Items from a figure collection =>

------------

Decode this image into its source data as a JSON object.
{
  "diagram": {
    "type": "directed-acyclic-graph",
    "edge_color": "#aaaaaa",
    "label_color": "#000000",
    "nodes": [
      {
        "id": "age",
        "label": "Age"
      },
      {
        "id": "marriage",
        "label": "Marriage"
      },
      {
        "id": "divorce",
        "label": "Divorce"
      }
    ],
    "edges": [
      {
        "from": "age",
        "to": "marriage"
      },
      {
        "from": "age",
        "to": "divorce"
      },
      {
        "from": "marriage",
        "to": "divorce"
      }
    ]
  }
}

------------

To do =>
Reproduce the records above exactly.

Task solution =>
Decode this image into its source data as a JSON object.
{
  "diagram": {
    "type": "directed-acyclic-graph",
    "edge_color": "#aaaaaa",
    "label_color": "#000000",
    "nodes": [
      {
        "id": "age",
        "label": "Age"
      },
      {
        "id": "marriage",
        "label": "Marriage"
      },
      {
        "id": "divorce",
        "label": "Divorce"
      }
    ],
    "edges": [
      {
        "from": "age",
        "to": "marriage"
      },
      {
        "from": "age",
        "to": "divorce"
      },
      {
        "from": "marriage",
        "to": "divorce"
      }
    ]
  }
}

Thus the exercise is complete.